§ **Task goal**: Can you copy out word for word the lines from the very first one through the line that contains "calendar-week-1: 6 Sunrise: 7:09", including both of those lines?

§ **Record extracts**:
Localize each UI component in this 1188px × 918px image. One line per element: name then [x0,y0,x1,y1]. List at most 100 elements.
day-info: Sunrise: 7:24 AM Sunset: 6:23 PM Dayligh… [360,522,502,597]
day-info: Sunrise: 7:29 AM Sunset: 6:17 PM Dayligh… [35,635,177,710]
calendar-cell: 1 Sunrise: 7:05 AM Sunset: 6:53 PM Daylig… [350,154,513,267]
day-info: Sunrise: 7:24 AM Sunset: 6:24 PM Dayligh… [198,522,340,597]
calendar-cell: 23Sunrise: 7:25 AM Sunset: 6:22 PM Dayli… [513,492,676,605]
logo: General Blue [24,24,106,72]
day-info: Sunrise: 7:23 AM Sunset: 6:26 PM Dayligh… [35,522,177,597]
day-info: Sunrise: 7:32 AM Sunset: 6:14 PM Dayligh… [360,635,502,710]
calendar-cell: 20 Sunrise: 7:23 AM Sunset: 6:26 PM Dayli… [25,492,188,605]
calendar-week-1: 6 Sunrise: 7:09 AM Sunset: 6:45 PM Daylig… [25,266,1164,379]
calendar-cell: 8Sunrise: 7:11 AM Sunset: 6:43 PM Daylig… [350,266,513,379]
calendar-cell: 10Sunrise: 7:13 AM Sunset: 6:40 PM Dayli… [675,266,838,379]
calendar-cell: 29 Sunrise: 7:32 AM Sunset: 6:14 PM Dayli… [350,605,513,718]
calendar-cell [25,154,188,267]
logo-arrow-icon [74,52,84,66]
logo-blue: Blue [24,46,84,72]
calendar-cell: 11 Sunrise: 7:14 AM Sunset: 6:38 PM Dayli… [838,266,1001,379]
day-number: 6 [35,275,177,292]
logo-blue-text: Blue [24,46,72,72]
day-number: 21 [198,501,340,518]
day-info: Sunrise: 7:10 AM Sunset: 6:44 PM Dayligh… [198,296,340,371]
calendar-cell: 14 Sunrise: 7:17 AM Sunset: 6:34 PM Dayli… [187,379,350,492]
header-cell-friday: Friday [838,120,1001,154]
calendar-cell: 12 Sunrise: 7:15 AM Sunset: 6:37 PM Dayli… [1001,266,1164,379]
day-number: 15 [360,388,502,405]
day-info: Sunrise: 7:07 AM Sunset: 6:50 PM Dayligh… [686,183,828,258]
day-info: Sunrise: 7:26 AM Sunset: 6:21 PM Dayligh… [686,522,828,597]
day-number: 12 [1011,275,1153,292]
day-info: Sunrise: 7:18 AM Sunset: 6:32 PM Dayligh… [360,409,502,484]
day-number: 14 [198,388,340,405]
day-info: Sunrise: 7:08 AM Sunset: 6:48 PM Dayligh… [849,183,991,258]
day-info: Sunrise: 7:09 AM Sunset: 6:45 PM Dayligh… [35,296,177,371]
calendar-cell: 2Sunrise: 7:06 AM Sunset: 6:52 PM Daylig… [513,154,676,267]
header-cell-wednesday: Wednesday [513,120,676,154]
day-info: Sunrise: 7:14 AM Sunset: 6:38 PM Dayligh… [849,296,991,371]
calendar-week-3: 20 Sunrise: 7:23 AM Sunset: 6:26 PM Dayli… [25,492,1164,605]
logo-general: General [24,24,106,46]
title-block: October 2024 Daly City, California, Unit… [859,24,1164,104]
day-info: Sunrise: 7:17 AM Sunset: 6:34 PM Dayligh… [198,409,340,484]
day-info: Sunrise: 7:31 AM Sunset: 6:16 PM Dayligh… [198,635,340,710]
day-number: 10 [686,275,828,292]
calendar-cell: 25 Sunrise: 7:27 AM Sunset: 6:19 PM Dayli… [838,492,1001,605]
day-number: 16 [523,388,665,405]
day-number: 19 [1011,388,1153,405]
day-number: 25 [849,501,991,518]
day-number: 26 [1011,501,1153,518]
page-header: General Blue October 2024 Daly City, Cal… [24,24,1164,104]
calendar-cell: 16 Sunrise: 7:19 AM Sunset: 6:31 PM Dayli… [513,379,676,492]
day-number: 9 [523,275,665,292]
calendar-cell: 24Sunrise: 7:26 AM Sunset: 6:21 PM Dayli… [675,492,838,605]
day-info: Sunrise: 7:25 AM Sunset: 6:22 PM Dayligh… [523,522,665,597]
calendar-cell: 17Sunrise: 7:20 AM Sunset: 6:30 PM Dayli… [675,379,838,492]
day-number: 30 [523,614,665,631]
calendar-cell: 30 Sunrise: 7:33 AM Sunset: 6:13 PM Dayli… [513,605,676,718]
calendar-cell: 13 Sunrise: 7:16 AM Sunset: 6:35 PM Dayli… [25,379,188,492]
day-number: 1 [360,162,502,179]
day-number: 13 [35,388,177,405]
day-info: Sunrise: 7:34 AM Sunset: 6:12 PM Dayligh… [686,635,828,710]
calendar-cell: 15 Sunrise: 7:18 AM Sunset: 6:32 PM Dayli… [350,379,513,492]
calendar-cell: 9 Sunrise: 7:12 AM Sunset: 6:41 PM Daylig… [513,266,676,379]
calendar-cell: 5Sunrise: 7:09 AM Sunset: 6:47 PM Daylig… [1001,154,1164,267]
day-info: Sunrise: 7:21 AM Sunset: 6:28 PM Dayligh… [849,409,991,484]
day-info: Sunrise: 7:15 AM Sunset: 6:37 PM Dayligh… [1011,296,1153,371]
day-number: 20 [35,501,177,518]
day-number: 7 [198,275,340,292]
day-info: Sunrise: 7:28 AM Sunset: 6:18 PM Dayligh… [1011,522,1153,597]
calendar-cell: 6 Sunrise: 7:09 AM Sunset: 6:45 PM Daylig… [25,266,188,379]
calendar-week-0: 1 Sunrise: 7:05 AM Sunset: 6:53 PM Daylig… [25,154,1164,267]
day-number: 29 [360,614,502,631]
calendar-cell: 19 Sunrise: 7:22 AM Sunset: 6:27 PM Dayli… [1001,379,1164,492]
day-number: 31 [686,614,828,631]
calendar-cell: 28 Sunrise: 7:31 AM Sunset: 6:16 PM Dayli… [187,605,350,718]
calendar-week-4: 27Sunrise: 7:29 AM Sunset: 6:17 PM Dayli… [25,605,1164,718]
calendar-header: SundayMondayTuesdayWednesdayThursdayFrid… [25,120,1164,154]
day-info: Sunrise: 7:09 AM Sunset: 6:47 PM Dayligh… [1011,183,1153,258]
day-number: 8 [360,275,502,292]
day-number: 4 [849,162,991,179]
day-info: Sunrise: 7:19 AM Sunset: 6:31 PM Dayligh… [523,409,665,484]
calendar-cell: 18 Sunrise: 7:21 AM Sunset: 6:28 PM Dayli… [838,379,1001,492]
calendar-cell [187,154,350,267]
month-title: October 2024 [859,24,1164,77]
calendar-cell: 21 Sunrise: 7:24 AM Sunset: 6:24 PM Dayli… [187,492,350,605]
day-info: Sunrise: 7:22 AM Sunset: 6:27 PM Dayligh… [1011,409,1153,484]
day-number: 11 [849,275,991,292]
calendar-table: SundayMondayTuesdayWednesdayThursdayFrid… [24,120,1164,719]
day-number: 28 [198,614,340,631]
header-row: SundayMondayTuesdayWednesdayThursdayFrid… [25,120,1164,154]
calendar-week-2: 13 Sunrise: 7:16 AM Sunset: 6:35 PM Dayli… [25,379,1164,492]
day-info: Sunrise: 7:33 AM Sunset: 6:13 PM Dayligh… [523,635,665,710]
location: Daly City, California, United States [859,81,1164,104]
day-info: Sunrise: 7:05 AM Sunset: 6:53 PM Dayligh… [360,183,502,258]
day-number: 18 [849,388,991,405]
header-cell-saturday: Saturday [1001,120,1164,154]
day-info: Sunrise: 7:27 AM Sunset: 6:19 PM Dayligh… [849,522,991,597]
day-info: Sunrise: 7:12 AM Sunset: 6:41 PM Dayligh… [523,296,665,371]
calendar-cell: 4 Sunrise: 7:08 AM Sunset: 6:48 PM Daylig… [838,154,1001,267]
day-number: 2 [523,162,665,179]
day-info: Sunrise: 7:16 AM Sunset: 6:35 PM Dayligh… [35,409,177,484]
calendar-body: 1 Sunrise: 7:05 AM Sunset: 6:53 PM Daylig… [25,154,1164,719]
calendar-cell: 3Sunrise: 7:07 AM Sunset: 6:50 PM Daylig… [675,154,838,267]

§ **The solution**:
Localize each UI component in this 1188px × 918px image. One line per element: name then [x0,y0,x1,y1]. List at most 100 elements.
day-info: Sunrise: 7:24 AM Sunset: 6:23 PM Dayligh… [360,522,502,597]
day-info: Sunrise: 7:29 AM Sunset: 6:17 PM Dayligh… [35,635,177,710]
calendar-cell: 1 Sunrise: 7:05 AM Sunset: 6:53 PM Daylig… [350,154,513,267]
day-info: Sunrise: 7:24 AM Sunset: 6:24 PM Dayligh… [198,522,340,597]
calendar-cell: 23Sunrise: 7:25 AM Sunset: 6:22 PM Dayli… [513,492,676,605]
logo: General Blue [24,24,106,72]
day-info: Sunrise: 7:23 AM Sunset: 6:26 PM Dayligh… [35,522,177,597]
day-info: Sunrise: 7:32 AM Sunset: 6:14 PM Dayligh… [360,635,502,710]
calendar-cell: 20 Sunrise: 7:23 AM Sunset: 6:26 PM Dayli… [25,492,188,605]
calendar-week-1: 6 Sunrise: 7:09 AM Sunset: 6:45 PM Daylig… [25,266,1164,379]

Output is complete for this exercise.